**TRY IT**.
Only a number is expected: how many lines in the data below contain the word "Serratia".

......

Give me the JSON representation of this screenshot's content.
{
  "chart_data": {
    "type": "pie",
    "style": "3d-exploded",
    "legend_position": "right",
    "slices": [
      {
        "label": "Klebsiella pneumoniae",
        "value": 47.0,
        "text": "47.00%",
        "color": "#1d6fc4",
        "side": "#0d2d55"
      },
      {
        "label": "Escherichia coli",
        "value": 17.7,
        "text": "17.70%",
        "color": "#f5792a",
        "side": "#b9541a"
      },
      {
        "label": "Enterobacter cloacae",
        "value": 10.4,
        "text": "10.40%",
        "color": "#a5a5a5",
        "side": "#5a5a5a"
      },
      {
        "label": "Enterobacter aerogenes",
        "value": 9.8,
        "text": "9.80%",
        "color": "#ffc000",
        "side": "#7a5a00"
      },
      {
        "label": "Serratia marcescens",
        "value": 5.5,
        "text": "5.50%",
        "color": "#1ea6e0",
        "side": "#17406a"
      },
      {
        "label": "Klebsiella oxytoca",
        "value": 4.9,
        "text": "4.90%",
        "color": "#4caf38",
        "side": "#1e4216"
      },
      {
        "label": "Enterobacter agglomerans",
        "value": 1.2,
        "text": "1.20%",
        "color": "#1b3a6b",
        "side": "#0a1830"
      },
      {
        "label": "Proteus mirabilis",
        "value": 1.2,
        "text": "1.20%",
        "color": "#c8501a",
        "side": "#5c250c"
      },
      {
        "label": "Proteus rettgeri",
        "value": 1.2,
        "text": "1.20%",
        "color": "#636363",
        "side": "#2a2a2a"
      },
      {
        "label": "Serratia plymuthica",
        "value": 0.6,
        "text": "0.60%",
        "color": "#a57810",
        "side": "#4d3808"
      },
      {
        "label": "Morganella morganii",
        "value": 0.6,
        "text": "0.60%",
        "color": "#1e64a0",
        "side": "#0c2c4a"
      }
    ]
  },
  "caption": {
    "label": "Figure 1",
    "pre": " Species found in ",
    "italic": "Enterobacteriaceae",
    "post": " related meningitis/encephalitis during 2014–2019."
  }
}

......

**WRITTEN REPLY**.
2